Stored items from a collection:
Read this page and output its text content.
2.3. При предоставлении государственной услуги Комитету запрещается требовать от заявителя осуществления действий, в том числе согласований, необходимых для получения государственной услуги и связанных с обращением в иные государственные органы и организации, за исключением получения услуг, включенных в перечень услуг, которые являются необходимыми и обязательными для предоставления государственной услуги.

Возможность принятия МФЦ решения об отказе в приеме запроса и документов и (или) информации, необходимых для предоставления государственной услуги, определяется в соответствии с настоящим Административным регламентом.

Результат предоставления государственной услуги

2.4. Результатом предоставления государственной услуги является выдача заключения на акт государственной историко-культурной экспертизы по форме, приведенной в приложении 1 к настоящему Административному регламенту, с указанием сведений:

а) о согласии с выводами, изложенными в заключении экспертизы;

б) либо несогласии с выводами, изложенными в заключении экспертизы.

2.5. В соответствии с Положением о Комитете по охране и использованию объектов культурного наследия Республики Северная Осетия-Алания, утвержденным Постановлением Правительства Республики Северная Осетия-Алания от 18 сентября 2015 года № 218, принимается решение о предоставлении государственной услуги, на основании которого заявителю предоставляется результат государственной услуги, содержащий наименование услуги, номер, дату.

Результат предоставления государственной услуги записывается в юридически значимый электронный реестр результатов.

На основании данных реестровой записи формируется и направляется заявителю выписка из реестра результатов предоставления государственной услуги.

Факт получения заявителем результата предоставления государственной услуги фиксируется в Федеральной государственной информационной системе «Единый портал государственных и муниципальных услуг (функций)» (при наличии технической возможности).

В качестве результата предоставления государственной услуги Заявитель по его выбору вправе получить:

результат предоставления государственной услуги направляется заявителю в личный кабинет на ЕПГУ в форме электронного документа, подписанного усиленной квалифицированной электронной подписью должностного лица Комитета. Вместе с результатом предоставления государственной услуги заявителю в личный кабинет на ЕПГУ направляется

--

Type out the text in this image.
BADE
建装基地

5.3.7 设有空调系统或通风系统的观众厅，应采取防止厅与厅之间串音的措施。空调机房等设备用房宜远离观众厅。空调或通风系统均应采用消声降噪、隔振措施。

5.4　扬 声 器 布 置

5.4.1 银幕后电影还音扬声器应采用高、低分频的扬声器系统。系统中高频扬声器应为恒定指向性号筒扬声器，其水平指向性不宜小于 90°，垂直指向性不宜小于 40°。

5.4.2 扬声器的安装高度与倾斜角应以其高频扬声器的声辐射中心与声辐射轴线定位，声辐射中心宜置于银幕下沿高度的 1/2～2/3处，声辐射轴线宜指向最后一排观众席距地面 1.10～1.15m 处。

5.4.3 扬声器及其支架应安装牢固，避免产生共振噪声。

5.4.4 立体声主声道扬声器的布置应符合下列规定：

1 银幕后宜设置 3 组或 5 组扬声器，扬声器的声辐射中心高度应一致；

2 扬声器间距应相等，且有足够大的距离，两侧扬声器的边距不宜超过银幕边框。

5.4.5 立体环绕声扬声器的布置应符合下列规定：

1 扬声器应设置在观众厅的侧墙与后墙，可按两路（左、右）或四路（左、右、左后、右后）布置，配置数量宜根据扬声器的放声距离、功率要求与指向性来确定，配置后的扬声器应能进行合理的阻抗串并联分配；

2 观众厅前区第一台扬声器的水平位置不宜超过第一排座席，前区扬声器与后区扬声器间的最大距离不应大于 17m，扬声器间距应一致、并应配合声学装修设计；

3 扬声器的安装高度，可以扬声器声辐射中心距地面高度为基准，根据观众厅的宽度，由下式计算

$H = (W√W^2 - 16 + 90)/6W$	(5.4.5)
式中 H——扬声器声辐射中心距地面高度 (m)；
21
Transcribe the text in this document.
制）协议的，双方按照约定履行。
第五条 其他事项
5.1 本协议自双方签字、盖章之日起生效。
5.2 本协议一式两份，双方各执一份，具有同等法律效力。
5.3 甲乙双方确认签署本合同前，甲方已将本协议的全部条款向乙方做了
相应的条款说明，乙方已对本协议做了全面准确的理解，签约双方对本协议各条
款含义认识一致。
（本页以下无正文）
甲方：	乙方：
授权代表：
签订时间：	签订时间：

- _Given problem_
Take every line above carrying "направляется" and return it.

- _Correct answer_
На основании данных реестровой записи формируется и направляется заявителю выписка из реестра результатов предоставления государственной услуги.
результат предоставления государственной услуги направляется заявителю в личный кабинет на ЕПГУ в форме электронного документа, подписанного усиленной квалифицированной электронной подписью должностного лица Комитета. Вместе с результатом предоставления государственной услуги заявителю в личный кабинет на ЕПГУ направляется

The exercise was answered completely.